» **PROBLEM TO WORK ON**:
Search the material below for the string "What" and list each line that holds it.

» **WORKING DATA**:
• • • •

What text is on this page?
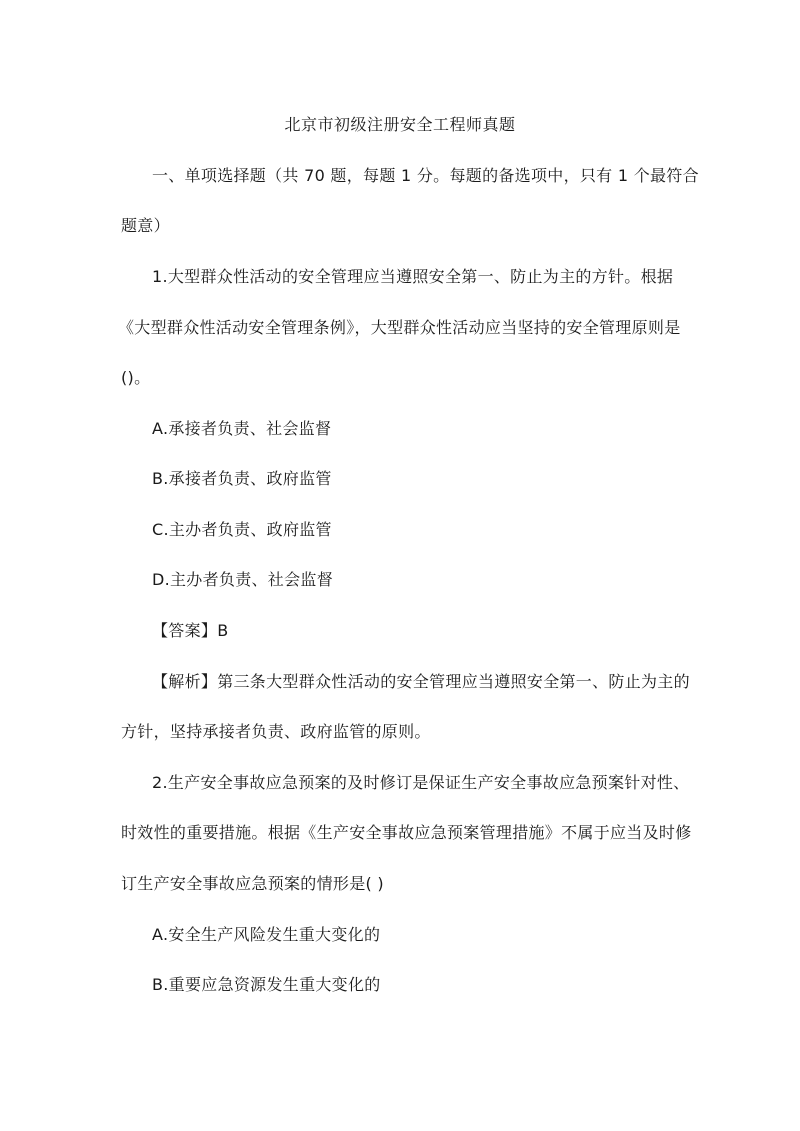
北京市初级注册安全工程师真题
一、单项选择题（共 70 题，每题 1 分。每题的备选项中，只有 1 个最符合
题意）
1.大型群众性活动的安全管理应当遵照安全第一、防止为主的方针。根据
《大型群众性活动安全管理条例》，大型群众性活动应当坚持的安全管理原则是
()。
A.承接者负责、社会监督
B.承接者负责、政府监管
C.主办者负责、政府监管
D.主办者负责、社会监督
【答案】B
【解析】第三条大型群众性活动的安全管理应当遵照安全第一、防止为主的
方针，坚持承接者负责、政府监管的原则。
2.生产安全事故应急预案的及时修订是保证生产安全事故应急预案针对性、
时效性的重要措施。根据《生产安全事故应急预案管理措施》不属于应当及时修
订生产安全事故应急预案的情形是( )
A.安全生产风险发生重大变化的
B.重要应急资源发生重大变化的
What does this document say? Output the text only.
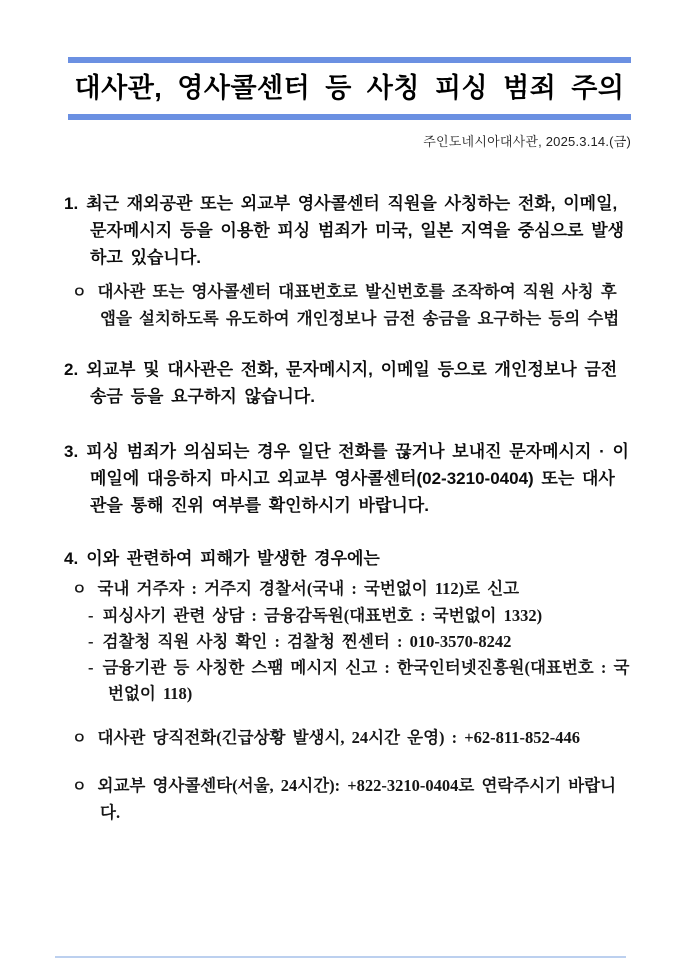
대사관, 영사콜센터 등 사칭 피싱 범죄 주의
주인도네시아대사관, 2025.3.14.(금)
1. 최근 재외공관 또는 외교부 영사콜센터 직원을 사칭하는 전화, 이메일, 문자메시지 등을 이용한 피싱 범죄가 미국, 일본 지역을 중심으로 발생하고 있습니다.
ㅇ 대사관 또는 영사콜센터 대표번호로 발신번호를 조작하여 직원 사칭 후 앱을 설치하도록 유도하여 개인정보나 금전 송금을 요구하는 등의 수법
2. 외교부 및 대사관은 전화, 문자메시지, 이메일 등으로 개인정보나 금전 송금 등을 요구하지 않습니다.
3. 피싱 범죄가 의심되는 경우 일단 전화를 끊거나 보내진 문자메시지 · 이메일에 대응하지 마시고 외교부 영사콜센터(02-3210-0404) 또는 대사관을 통해 진위 여부를 확인하시기 바랍니다.
4. 이와 관련하여 피해가 발생한 경우에는
ㅇ 국내 거주자 : 거주지 경찰서(국내 : 국번없이 112)로 신고
- 피싱사기 관련 상담 : 금융감독원(대표번호 : 국번없이 1332)
- 검찰청 직원 사칭 확인 : 검찰청 찐센터 : 010-3570-8242
- 금융기관 등 사칭한 스팸 메시지 신고 : 한국인터넷진흥원(대표번호 : 국번없이 118)
ㅇ 대사관 당직전화(긴급상황 발생시, 24시간 운영) : +62-811-852-446
ㅇ 외교부 영사콜센타(서울, 24시간): +822-3210-0404로 연락주시기 바랍니다.
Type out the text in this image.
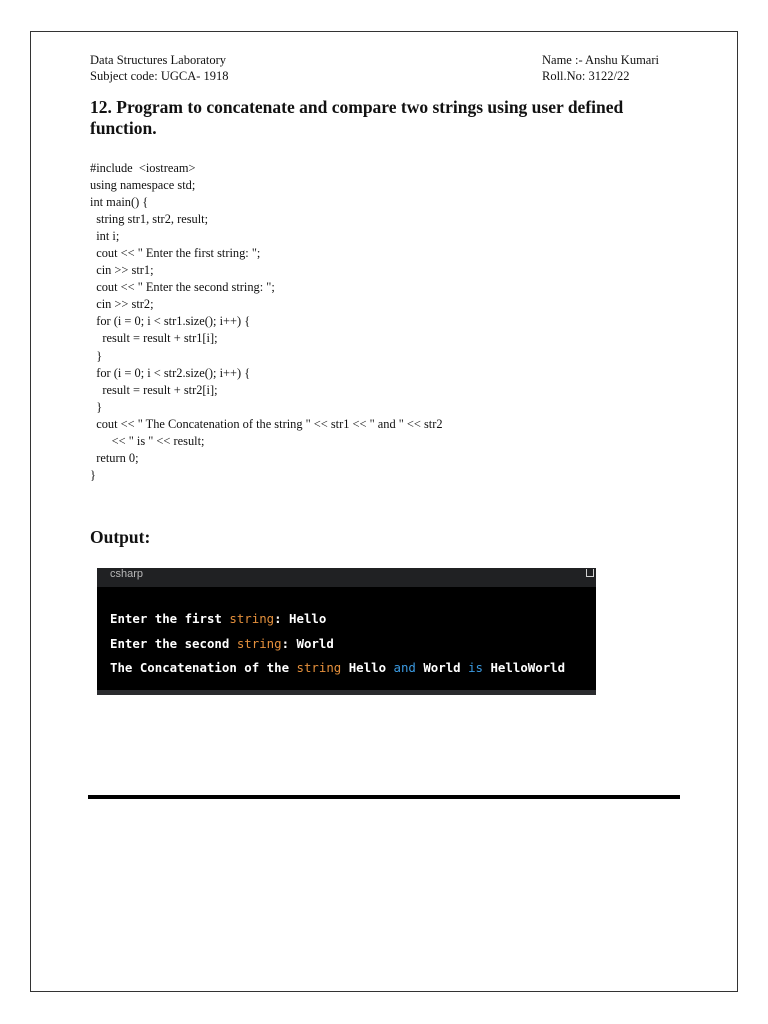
Data Structures Laboratory
Subject code: UGCA- 1918
Name :- Anshu Kumari
Roll.No: 3122/22
12. Program to concatenate and compare two strings using user defined function.
#include  <iostream>
using namespace std;
int main() {
string str1, str2, result;
int i;
cout << " Enter the first string: ";
cin >> str1;
cout << " Enter the second string: ";
cin >> str2;
for (i = 0; i < str1.size(); i++) {
result = result + str1[i];
}
for (i = 0; i < str2.size(); i++) {
result = result + str2[i];
}
cout << " The Concatenation of the string " << str1 << " and " << str2
<< " is " << result;
return 0;
}
Output:
csharp
Enter the first string: Hello
Enter the second string: World
The Concatenation of the string Hello and World is HelloWorld
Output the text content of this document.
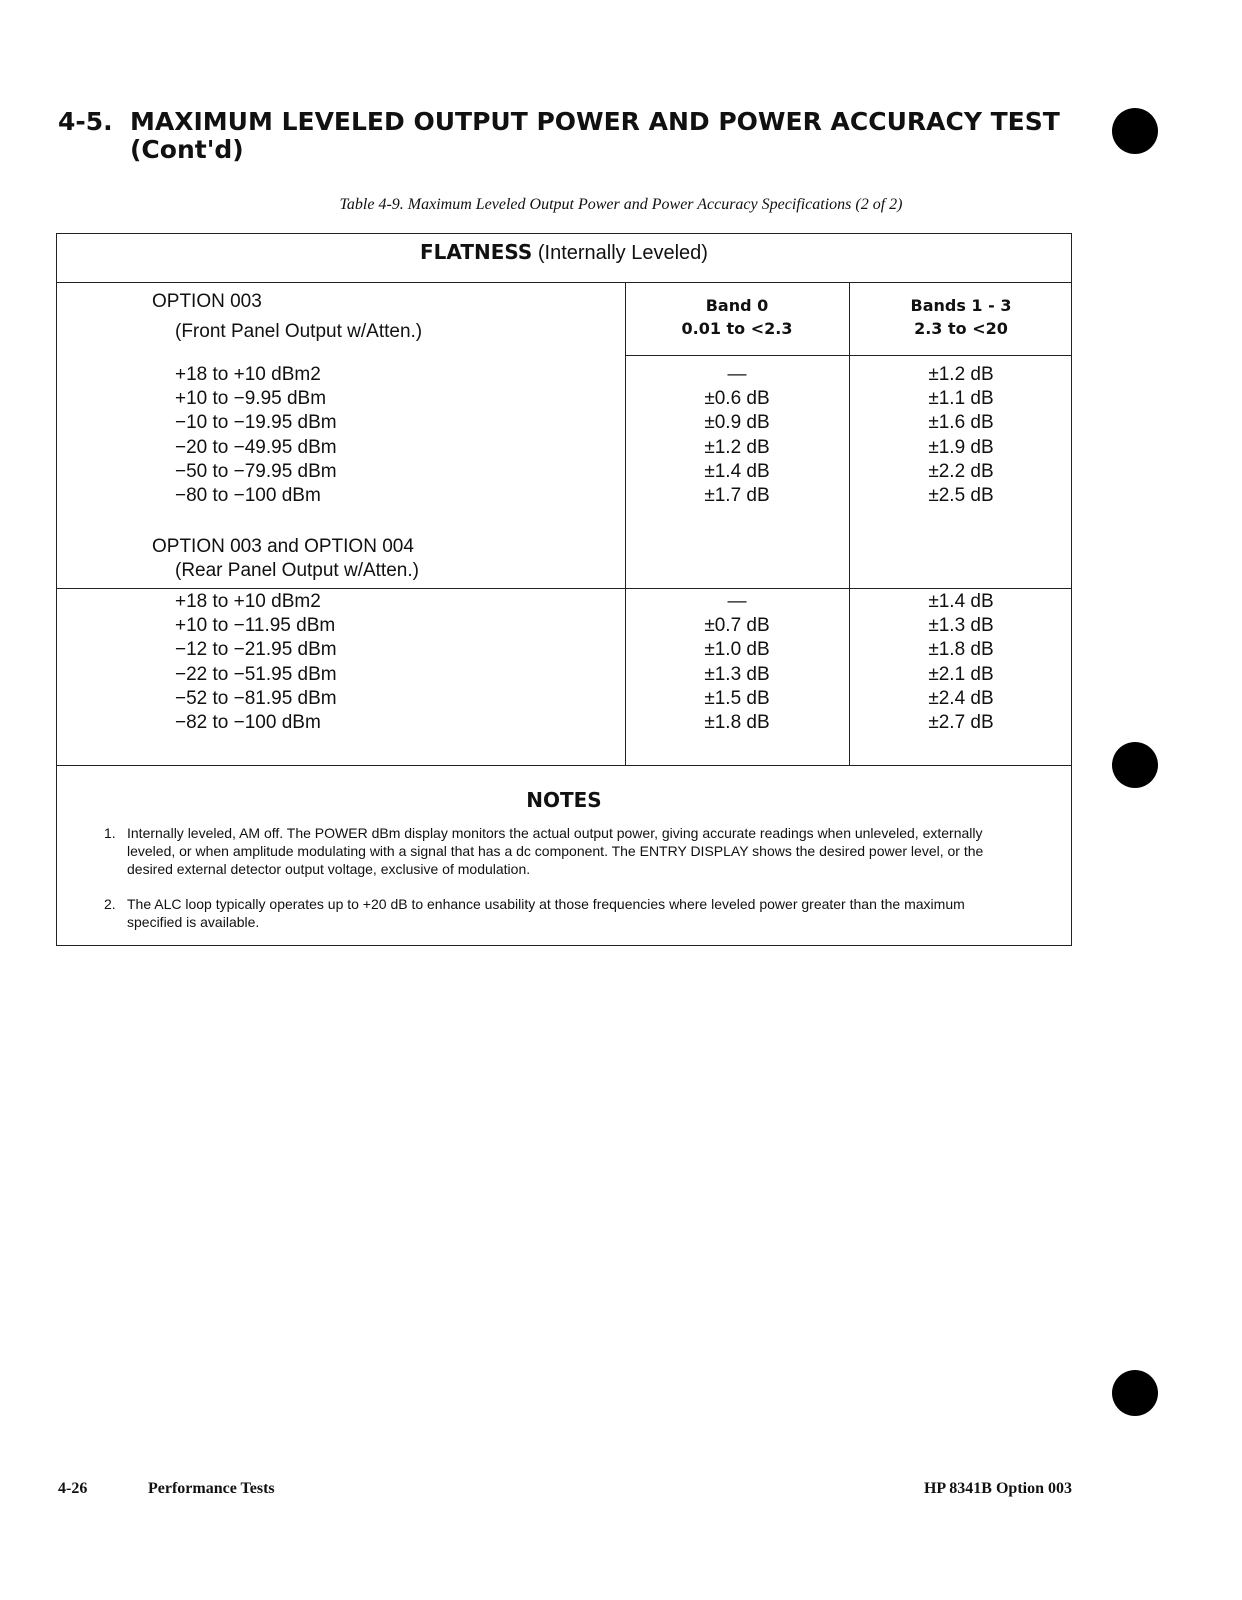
4-5. MAXIMUM LEVELED OUTPUT POWER AND POWER ACCURACY TEST
(Cont'd)
Table 4-9. Maximum Leveled Output Power and Power Accuracy Specifications (2 of 2)
FLATNESS (Internally Leveled)
OPTION 003
(Front Panel Output w/Atten.)
Band 0
0.01 to <2.3
Bands 1 - 3
2.3 to <20
+18 to +10 dBm2
+10 to −9.95 dBm
−10 to −19.95 dBm
−20 to −49.95 dBm
−50 to −79.95 dBm
−80 to −100 dBm
—
±0.6 dB
±0.9 dB
±1.2 dB
±1.4 dB
±1.7 dB
±1.2 dB
±1.1 dB
±1.6 dB
±1.9 dB
±2.2 dB
±2.5 dB
OPTION 003 and OPTION 004
(Rear Panel Output w/Atten.)
+18 to +10 dBm2
+10 to −11.95 dBm
−12 to −21.95 dBm
−22 to −51.95 dBm
−52 to −81.95 dBm
−82 to −100 dBm
—
±0.7 dB
±1.0 dB
±1.3 dB
±1.5 dB
±1.8 dB
±1.4 dB
±1.3 dB
±1.8 dB
±2.1 dB
±2.4 dB
±2.7 dB
NOTES
1. Internally leveled, AM off. The POWER dBm display monitors the actual output power, giving accurate readings when unleveled, externally leveled, or when amplitude modulating with a signal that has a dc component. The ENTRY DISPLAY shows the desired power level, or the desired external detector output voltage, exclusive of modulation.
2. The ALC loop typically operates up to +20 dB to enhance usability at those frequencies where leveled power greater than the maximum specified is available.
4-26	Performance Tests	HP 8341B Option 003
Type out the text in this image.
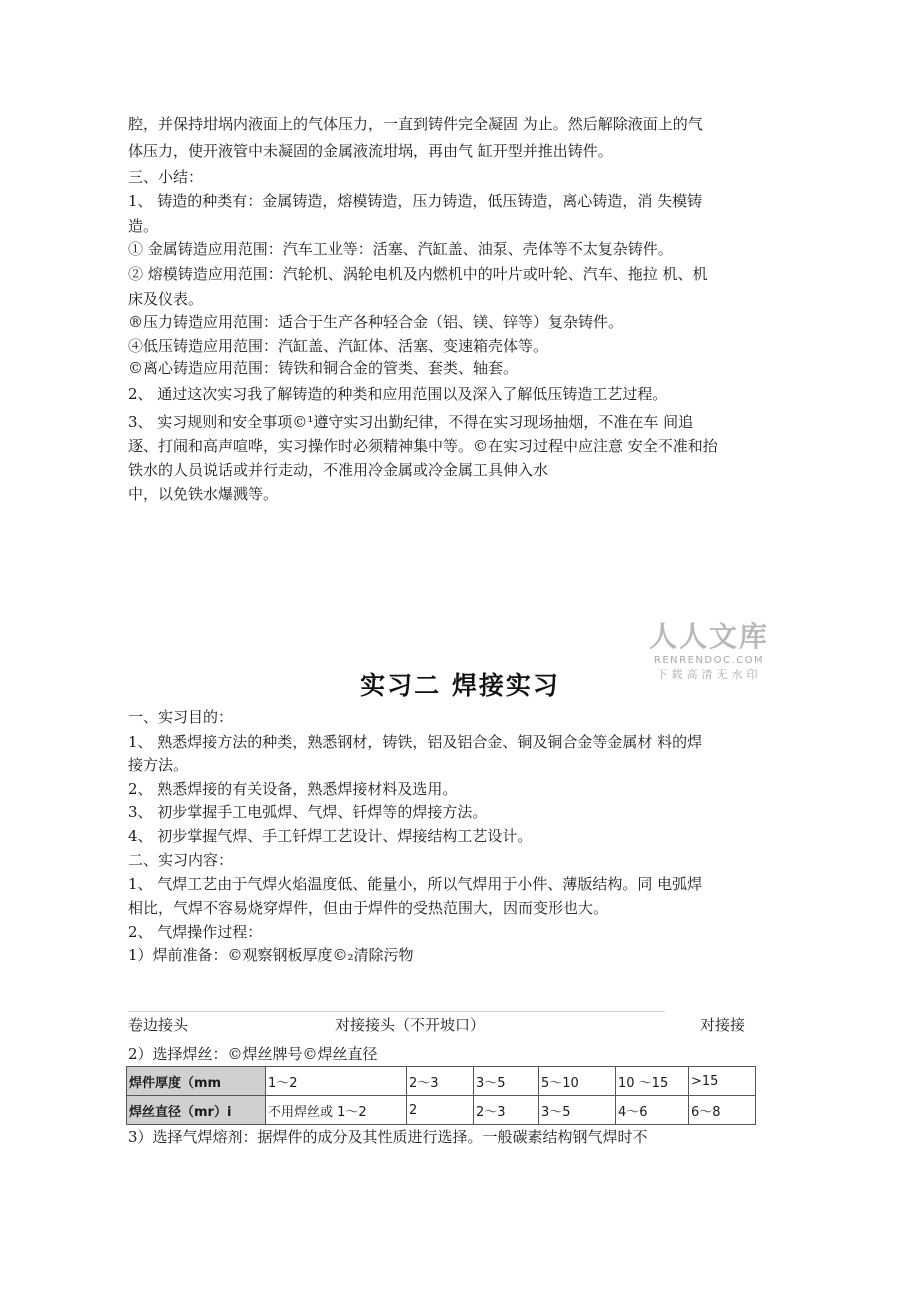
腔，并保持坩埚内液面上的气体压力，一直到铸件完全凝固 为止。然后解除液面上的气
体压力，使开液管中未凝固的金属液流坩埚，再由气 缸开型并推出铸件。
三、小结：
1、 铸造的种类有：金属铸造，熔模铸造，压力铸造，低压铸造，离心铸造，消 失模铸
造。
① 金属铸造应用范围：汽车工业等：活塞、汽缸盖、油泵、壳体等不太复杂铸件。
② 熔模铸造应用范围：汽轮机、涡轮电机及内燃机中的叶片或叶轮、汽车、拖拉 机、机
床及仪表。
®压力铸造应用范围：适合于生产各种轻合金（铝、镁、锌等）复杂铸件。
④低压铸造应用范围：汽缸盖、汽缸体、活塞、变速箱壳体等。
©离心铸造应用范围：铸铁和铜合金的管类、套类、轴套。
2、 通过这次实习我了解铸造的种类和应用范围以及深入了解低压铸造工艺过程。
3、 实习规则和安全事项©¹遵守实习出勤纪律，不得在实习现场抽烟，不准在车 间追
逐、打闹和高声喧哗，实习操作时必须精神集中等。©在实习过程中应注意 安全不准和抬
铁水的人员说话或并行走动，不准用冷金属或冷金属工具伸入水
中，以免铁水爆溅等。
人人文库
RENRENDOC.COM
下载高清无水印
实习二 焊接实习
一、实习目的：
1、 熟悉焊接方法的种类，熟悉钢材，铸铁，铝及铝合金、铜及铜合金等金属材 料的焊
接方法。
2、 熟悉焊接的有关设备，熟悉焊接材料及选用。
3、 初步掌握手工电弧焊、气焊、钎焊等的焊接方法。
4、 初步掌握气焊、手工钎焊工艺设计、焊接结构工艺设计。
二、实习内容：
1、 气焊工艺由于气焊火焰温度低、能量小，所以气焊用于小件、薄版结构。同 电弧焊
相比，气焊不容易烧穿焊件，但由于焊件的受热范围大，因而变形也大。
2、 气焊操作过程：
1）焊前准备：©观察钢板厚度©₂清除污物
卷边接头	对接接头（不开坡口）	对接接
2）选择焊丝：©焊丝牌号©焊丝直径
焊件厚度（mm	1〜2	2〜3	3〜5	5〜10	10 〜15	>15
焊丝直径（mr）i	不用焊丝或 1〜2	2	2〜3	3〜5	4〜6	6〜8
3）选择气焊熔剂：据焊件的成分及其性质进行选择。一般碳素结构钢气焊时不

• • • •

» **PROBLEM SOLUTION**:
What text is on this page?
What does this document say? Output the text only.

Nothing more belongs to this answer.